INSTRUCTIONS FOR THE TASK —
Without the pictures, print each of the records below exactly as it appears.

RAW DATA —
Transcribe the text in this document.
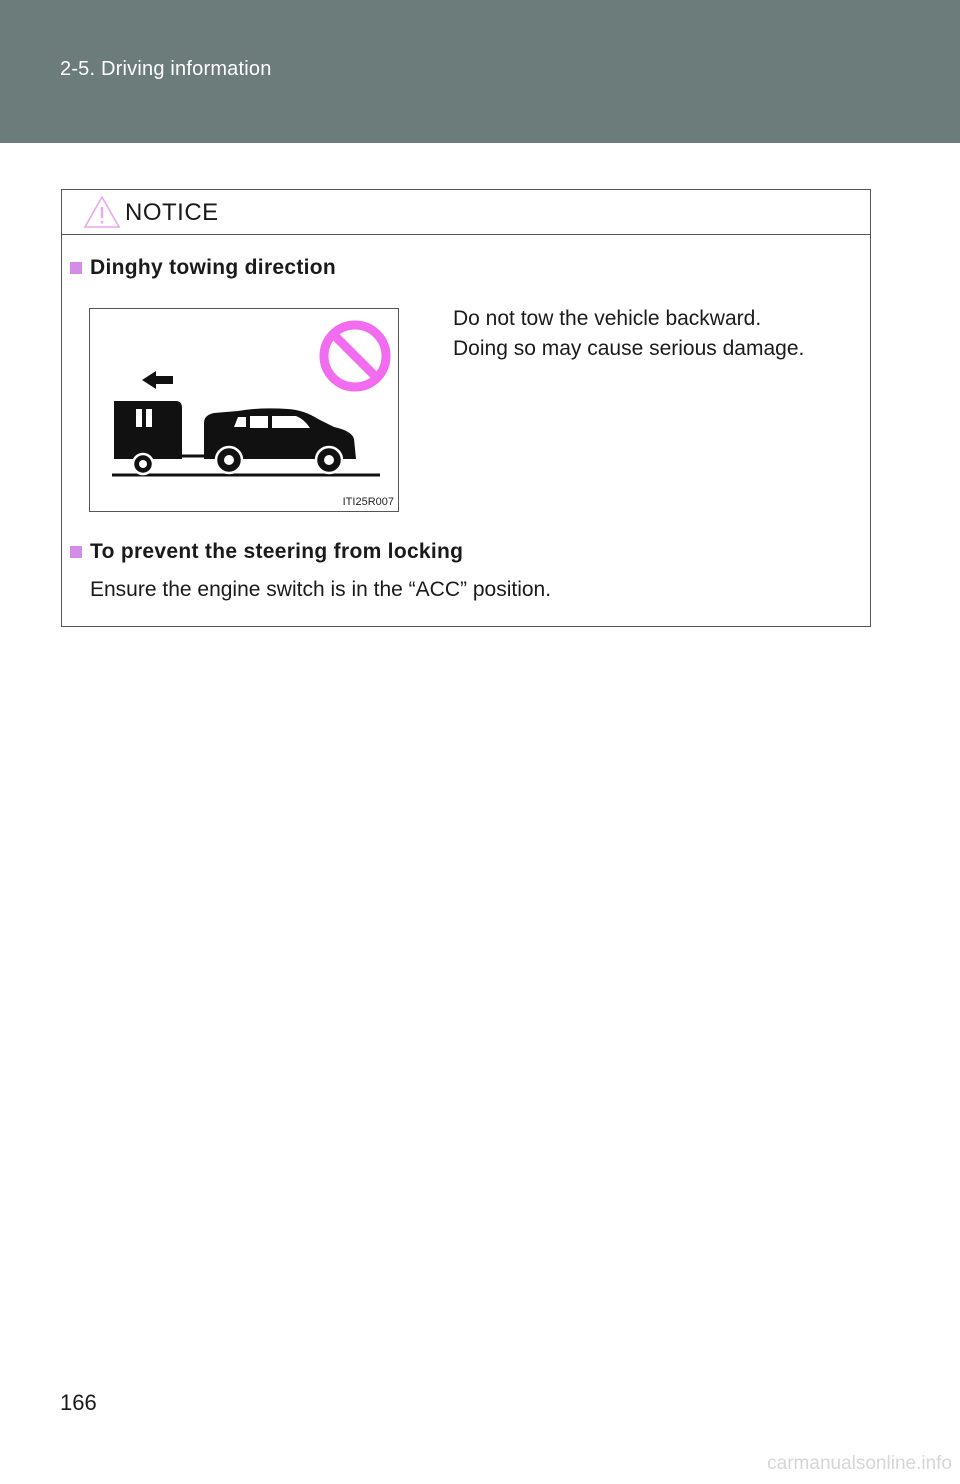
2-5. Driving information
NOTICE
Dinghy towing direction
ITI25R007
Do not tow the vehicle backward.
Doing so may cause serious damage.
To prevent the steering from locking
Ensure the engine switch is in the “ACC” position.
166
carmanualsonline.info
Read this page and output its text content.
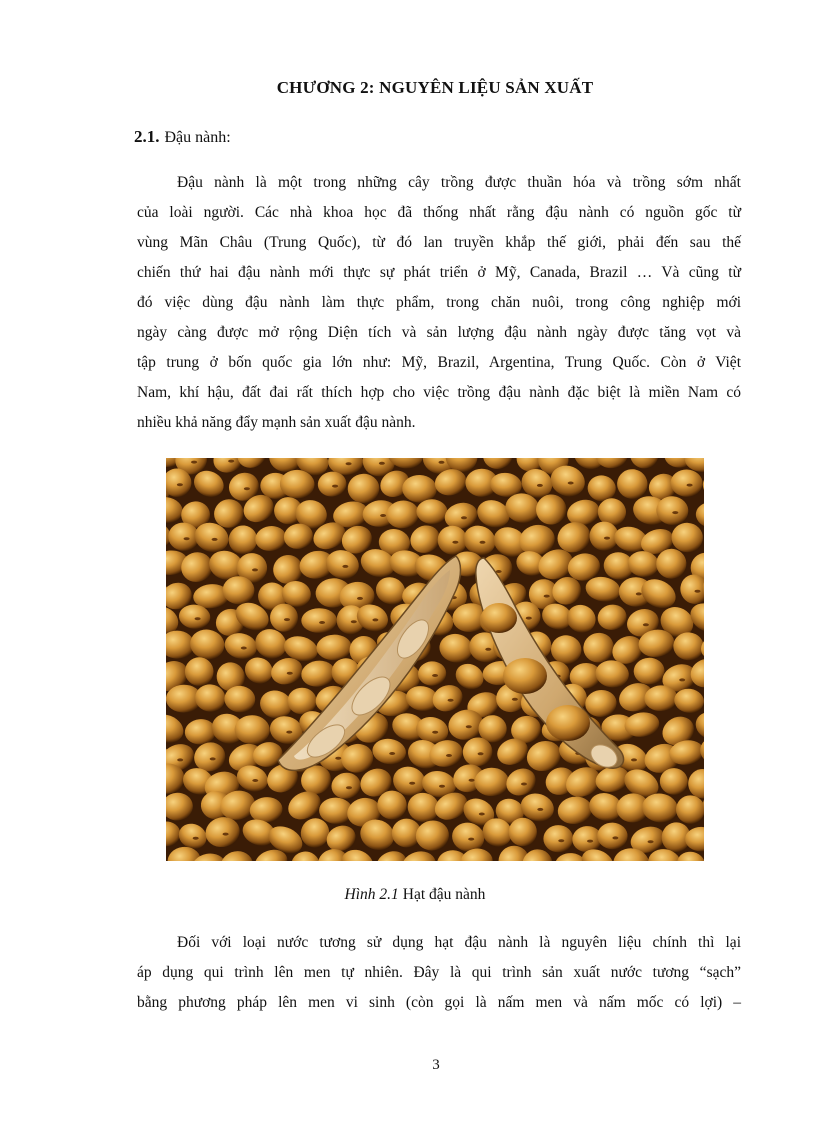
CHƯƠNG 2: NGUYÊN LIỆU SẢN XUẤT
2.1. Đậu nành:
Đậu nành là một trong những cây trồng được thuần hóa và trồng sớm nhất
của loài người. Các nhà khoa học đã thống nhất rằng đậu nành có nguồn gốc từ
vùng Mãn Châu (Trung Quốc), từ đó lan truyền khắp thế giới, phải đến sau thế
chiến thứ hai đậu nành mới thực sự phát triển ở Mỹ, Canada, Brazil … Và cũng từ
đó việc dùng đậu nành làm thực phẩm, trong chăn nuôi, trong công nghiệp mới
ngày càng được mở rộng Diện tích và sản lượng đậu nành ngày được tăng vọt và
tập trung ở bốn quốc gia lớn như: Mỹ, Brazil, Argentina, Trung Quốc. Còn ở Việt
Nam, khí hậu, đất đai rất thích hợp cho việc trồng đậu nành đặc biệt là miền Nam có
nhiều khả năng đẩy mạnh sản xuất đậu nành.
Hình 2.1 Hạt đậu nành
Đối với loại nước tương sử dụng hạt đậu nành là nguyên liệu chính thì lại
áp dụng qui trình lên men tự nhiên. Đây là qui trình sản xuất nước tương “sạch”
bằng phương pháp lên men vi sinh (còn gọi là nấm men và nấm mốc có lợi) –
3
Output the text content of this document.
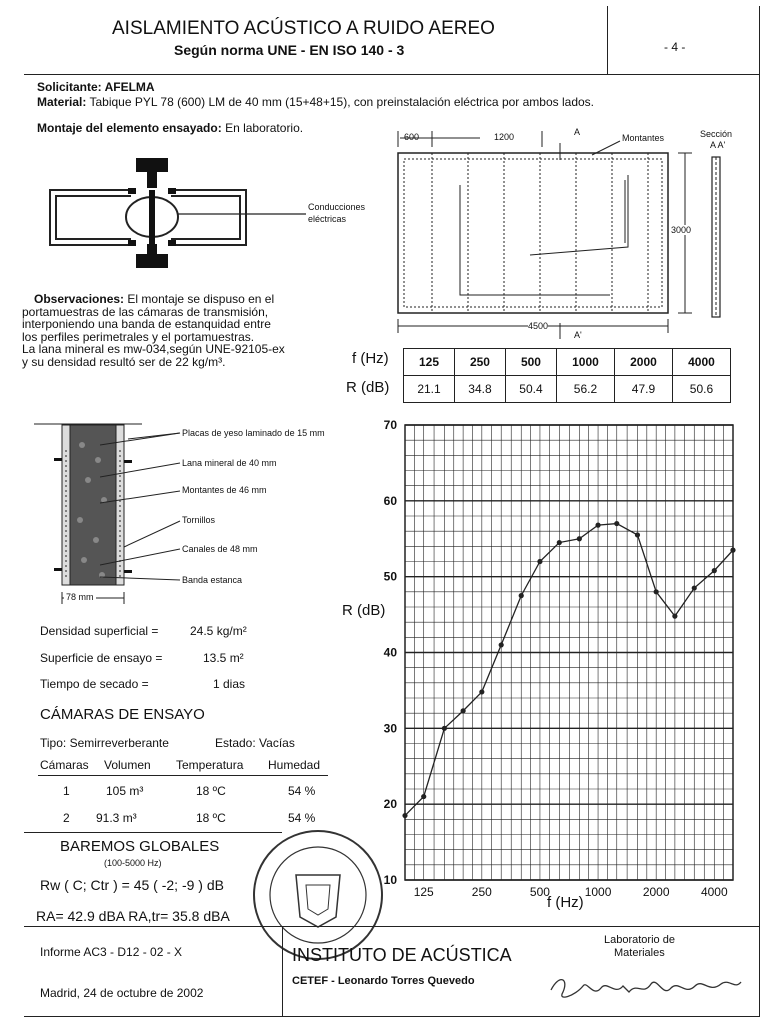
AISLAMIENTO ACÚSTICO A RUIDO AEREO
Según norma UNE - EN ISO 140 - 3	- 4 -
Solicitante: AFELMA
Material: Tabique PYL 78 (600) LM de 40 mm (15+48+15), con preinstalación eléctrica por ambos lados.
Montaje del elemento ensayado: En laboratorio.
Conducciones
eléctricas
600	1200	A
Montantes	Sección
A A'
3000
4500
A'
Observaciones: El montaje se dispuso en el
portamuestras de las cámaras de transmisión,
interponiendo una banda de estanquidad entre
los perfiles perimetrales y el portamuestras.
La lana mineral es mw-034,según UNE-92105-ex
y su densidad resultó ser de 22 kg/m³.	f (Hz)
R (dB)
125	250	500	1000	2000	4000
21.1	34.8	50.4	56.2	47.9	50.6
Placas de yeso laminado de 15 mm
Lana mineral de 40 mm
Montantes de 46 mm
Tornillos
Canales de 48 mm
Banda estanca
78 mm
Densidad superficial =	24.5 kg/m²
Superficie de ensayo =	13.5 m²
Tiempo de secado =	1 dias
CÁMARAS DE ENSAYO
Tipo: Semirreverberante	Estado: Vacías
Cámaras Volumen Temperatura Humedad
1	105 m³	18 ºC	54 %
2 91.3 m³	18 ºC	54 %
BAREMOS GLOBALES
(100-5000 Hz)
Rw ( C; Ctr ) = 45 ( -2; -9 ) dB
RA= 42.9 dBA RA,tr= 35.8 dBA
10
20
30
40
50
60
70
125	250	500	1000	2000	4000
R (dB)
f (Hz)
Informe AC3 - D12 - 02 - X
Madrid, 24 de octubre de 2002
INSTITUTO DE ACÚSTICA
CETEF - Leonardo Torres Quevedo
Laboratorio de
Materiales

WORKED SOLUTION —
Transcribe the text in this document.
2-5. Driving information
NOTICE
Dinghy towing direction
ITI25R007
Do not tow the vehicle backward.
Doing so may cause serious damage.
To prevent the steering from locking
Ensure the engine switch is in the “ACC” position.
166
carmanualsonline.info
Read this page and output its text content.
CHƯƠNG 2: NGUYÊN LIỆU SẢN XUẤT
2.1. Đậu nành:
Đậu nành là một trong những cây trồng được thuần hóa và trồng sớm nhất
của loài người. Các nhà khoa học đã thống nhất rằng đậu nành có nguồn gốc từ
vùng Mãn Châu (Trung Quốc), từ đó lan truyền khắp thế giới, phải đến sau thế
chiến thứ hai đậu nành mới thực sự phát triển ở Mỹ, Canada, Brazil … Và cũng từ
đó việc dùng đậu nành làm thực phẩm, trong chăn nuôi, trong công nghiệp mới
ngày càng được mở rộng Diện tích và sản lượng đậu nành ngày được tăng vọt và
tập trung ở bốn quốc gia lớn như: Mỹ, Brazil, Argentina, Trung Quốc. Còn ở Việt
Nam, khí hậu, đất đai rất thích hợp cho việc trồng đậu nành đặc biệt là miền Nam có
nhiều khả năng đẩy mạnh sản xuất đậu nành.
Hình 2.1 Hạt đậu nành
Đối với loại nước tương sử dụng hạt đậu nành là nguyên liệu chính thì lại
áp dụng qui trình lên men tự nhiên. Đây là qui trình sản xuất nước tương “sạch”
bằng phương pháp lên men vi sinh (còn gọi là nấm men và nấm mốc có lợi) –
3
Output the text content of this document.
AISLAMIENTO ACÚSTICO A RUIDO AEREO
Según norma UNE - EN ISO 140 - 3	- 4 -
Solicitante: AFELMA
Material: Tabique PYL 78 (600) LM de 40 mm (15+48+15), con preinstalación eléctrica por ambos lados.
Montaje del elemento ensayado: En laboratorio.
Conducciones
eléctricas
600	1200	A
Montantes	Sección
A A'
3000
4500
A'
Observaciones: El montaje se dispuso en el
portamuestras de las cámaras de transmisión,
interponiendo una banda de estanquidad entre
los perfiles perimetrales y el portamuestras.
La lana mineral es mw-034,según UNE-92105-ex
y su densidad resultó ser de 22 kg/m³.	f (Hz)
R (dB)
125	250	500	1000	2000	4000
21.1	34.8	50.4	56.2	47.9	50.6
Placas de yeso laminado de 15 mm
Lana mineral de 40 mm
Montantes de 46 mm
Tornillos
Canales de 48 mm
Banda estanca
78 mm
Densidad superficial =	24.5 kg/m²
Superficie de ensayo =	13.5 m²
Tiempo de secado =	1 dias
CÁMARAS DE ENSAYO
Tipo: Semirreverberante	Estado: Vacías
Cámaras Volumen Temperatura Humedad
1	105 m³	18 ºC	54 %
2 91.3 m³	18 ºC	54 %
BAREMOS GLOBALES
(100-5000 Hz)
Rw ( C; Ctr ) = 45 ( -2; -9 ) dB
RA= 42.9 dBA RA,tr= 35.8 dBA
10
20
30
40
50
60
70
125	250	500	1000	2000	4000
R (dB)
f (Hz)
Informe AC3 - D12 - 02 - X
Madrid, 24 de octubre de 2002
INSTITUTO DE ACÚSTICA
CETEF - Leonardo Torres Quevedo
Laboratorio de
Materiales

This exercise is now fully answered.